### Objective
Count the lines in the records below that contain the word "caption", and reply with only that number.

Start Supplied entries

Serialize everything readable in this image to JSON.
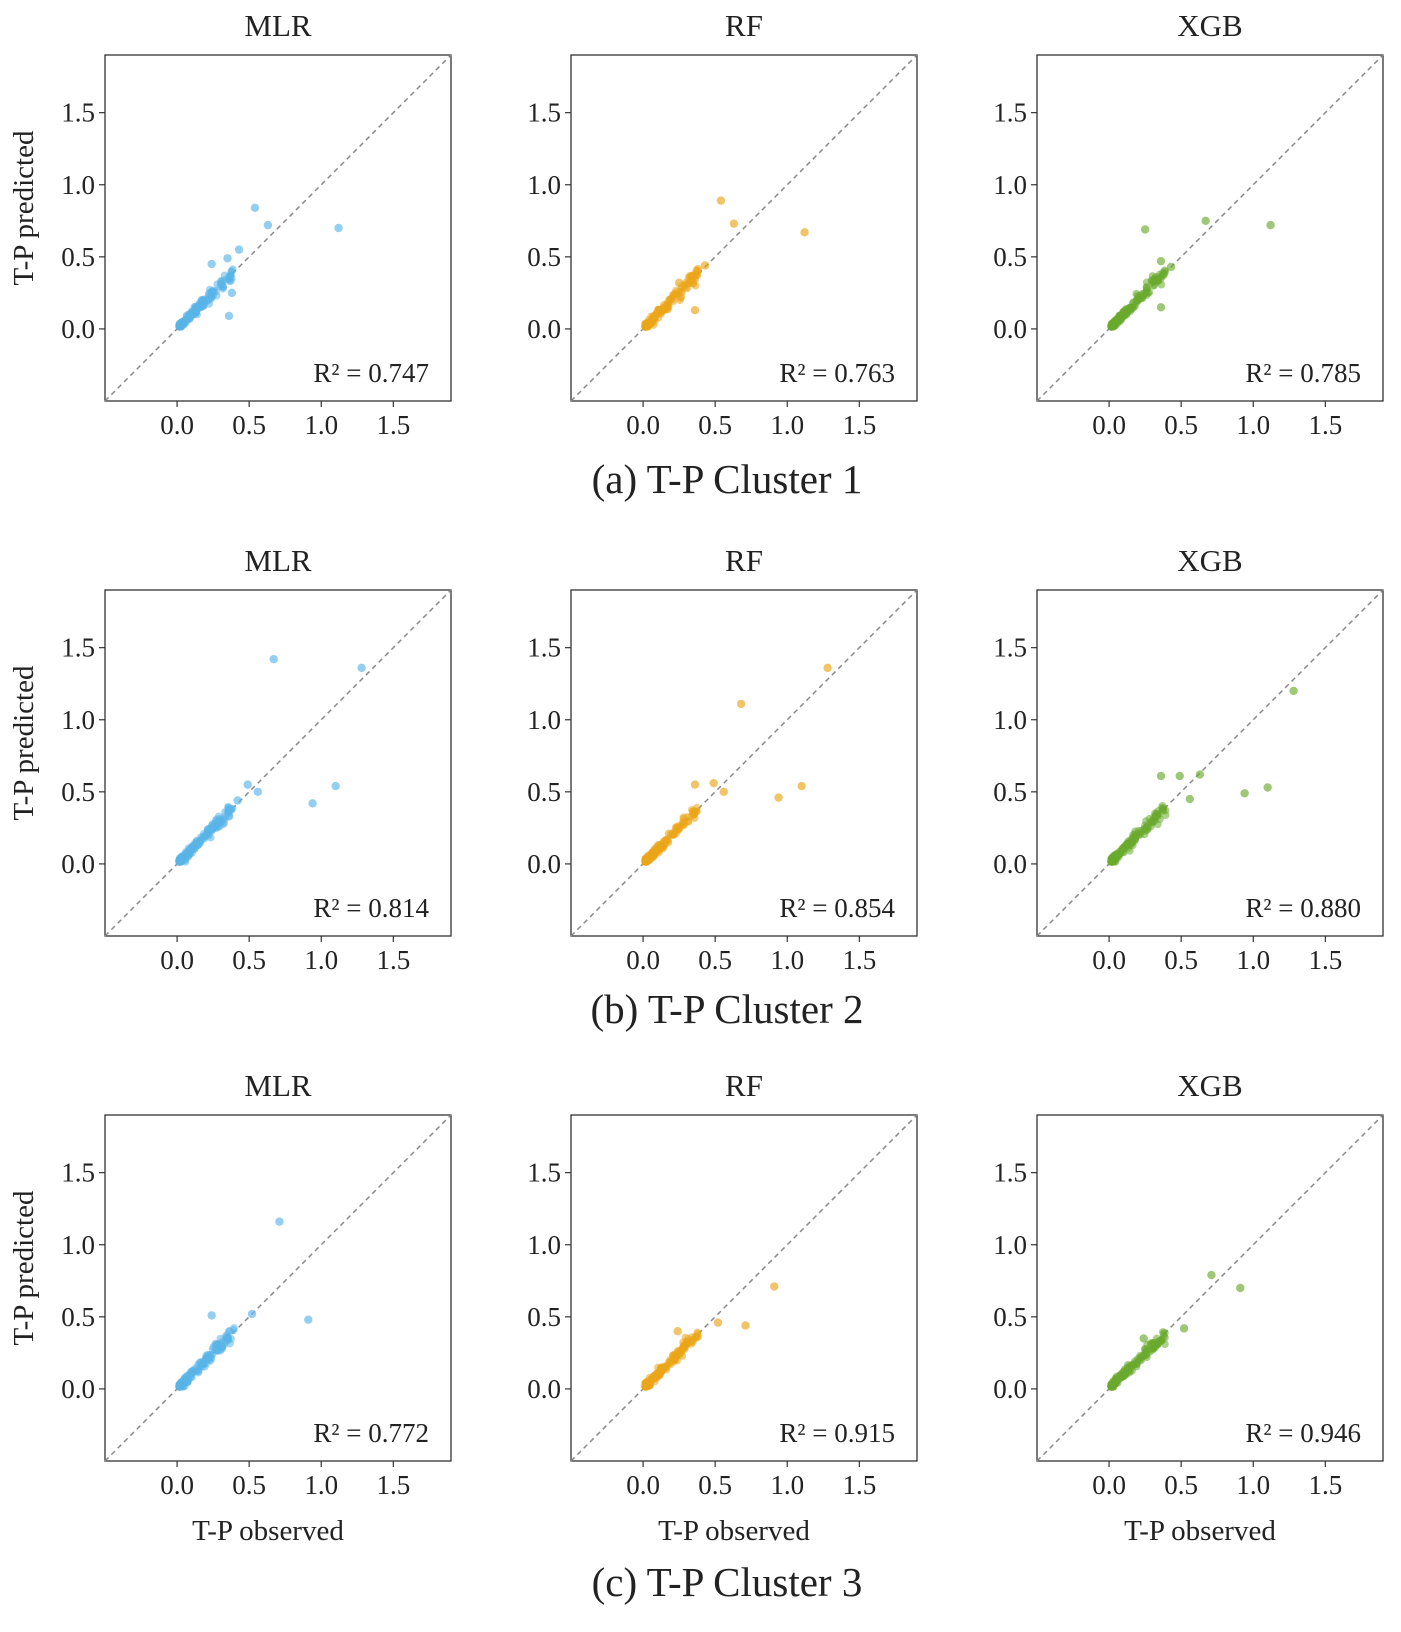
{
  "chart_data": {
    "type": "scatter",
    "xlabel": "T-P observed",
    "ylabel": "T-P predicted",
    "xlim": [
      -0.5,
      1.9
    ],
    "ylim": [
      -0.5,
      1.9
    ],
    "ticks": [
      0.0,
      0.5,
      1.0,
      1.5
    ],
    "tick_labels": [
      "0.0",
      "0.5",
      "1.0",
      "1.5"
    ],
    "reference_line": "y = x (dashed)",
    "grid": false,
    "model_colors": {
      "MLR": "#5ab4e8",
      "RF": "#eba519",
      "XGB": "#6aaa2e"
    },
    "rows": [
      {
        "caption": "(a) T-P Cluster 1",
        "panels": [
          {
            "title": "MLR",
            "r2_label": "R² = 0.747",
            "color": "#5ab4e8",
            "outliers": [
              [
                0.54,
                0.84
              ],
              [
                0.63,
                0.72
              ],
              [
                1.12,
                0.7
              ],
              [
                0.43,
                0.55
              ],
              [
                0.35,
                0.49
              ],
              [
                0.38,
                0.25
              ],
              [
                0.36,
                0.09
              ],
              [
                0.24,
                0.45
              ]
            ]
          },
          {
            "title": "RF",
            "r2_label": "R² = 0.763",
            "color": "#eba519",
            "outliers": [
              [
                0.54,
                0.89
              ],
              [
                0.63,
                0.73
              ],
              [
                1.12,
                0.67
              ],
              [
                0.43,
                0.44
              ],
              [
                0.38,
                0.4
              ],
              [
                0.36,
                0.13
              ],
              [
                0.25,
                0.32
              ]
            ]
          },
          {
            "title": "XGB",
            "r2_label": "R² = 0.785",
            "color": "#6aaa2e",
            "outliers": [
              [
                0.67,
                0.75
              ],
              [
                0.25,
                0.69
              ],
              [
                1.12,
                0.72
              ],
              [
                0.43,
                0.43
              ],
              [
                0.36,
                0.47
              ],
              [
                0.38,
                0.38
              ],
              [
                0.36,
                0.15
              ]
            ]
          }
        ]
      },
      {
        "caption": "(b) T-P Cluster 2",
        "panels": [
          {
            "title": "MLR",
            "r2_label": "R² = 0.814",
            "color": "#5ab4e8",
            "outliers": [
              [
                0.67,
                1.42
              ],
              [
                1.28,
                1.36
              ],
              [
                1.1,
                0.54
              ],
              [
                0.94,
                0.42
              ],
              [
                0.49,
                0.55
              ],
              [
                0.56,
                0.5
              ],
              [
                0.42,
                0.44
              ]
            ]
          },
          {
            "title": "RF",
            "r2_label": "R² = 0.854",
            "color": "#eba519",
            "outliers": [
              [
                0.68,
                1.11
              ],
              [
                1.28,
                1.36
              ],
              [
                1.1,
                0.54
              ],
              [
                0.94,
                0.46
              ],
              [
                0.49,
                0.56
              ],
              [
                0.56,
                0.5
              ],
              [
                0.36,
                0.55
              ]
            ]
          },
          {
            "title": "XGB",
            "r2_label": "R² = 0.880",
            "color": "#6aaa2e",
            "outliers": [
              [
                1.28,
                1.2
              ],
              [
                1.1,
                0.53
              ],
              [
                0.94,
                0.49
              ],
              [
                0.63,
                0.62
              ],
              [
                0.49,
                0.61
              ],
              [
                0.36,
                0.61
              ],
              [
                0.56,
                0.45
              ]
            ]
          }
        ]
      },
      {
        "caption": "(c) T-P Cluster 3",
        "panels": [
          {
            "title": "MLR",
            "r2_label": "R² = 0.772",
            "color": "#5ab4e8",
            "outliers": [
              [
                0.71,
                1.16
              ],
              [
                0.24,
                0.51
              ],
              [
                0.52,
                0.52
              ],
              [
                0.91,
                0.48
              ],
              [
                0.31,
                0.28
              ],
              [
                0.28,
                0.27
              ],
              [
                0.22,
                0.2
              ]
            ]
          },
          {
            "title": "RF",
            "r2_label": "R² = 0.915",
            "color": "#eba519",
            "outliers": [
              [
                0.91,
                0.71
              ],
              [
                0.52,
                0.46
              ],
              [
                0.71,
                0.44
              ],
              [
                0.24,
                0.4
              ],
              [
                0.31,
                0.32
              ],
              [
                0.28,
                0.29
              ],
              [
                0.22,
                0.2
              ]
            ]
          },
          {
            "title": "XGB",
            "r2_label": "R² = 0.946",
            "color": "#6aaa2e",
            "outliers": [
              [
                0.71,
                0.79
              ],
              [
                0.91,
                0.7
              ],
              [
                0.52,
                0.42
              ],
              [
                0.24,
                0.35
              ],
              [
                0.31,
                0.3
              ],
              [
                0.28,
                0.26
              ],
              [
                0.22,
                0.2
              ]
            ]
          }
        ]
      }
    ]
  }
}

End Supplied entries

### Solution below
3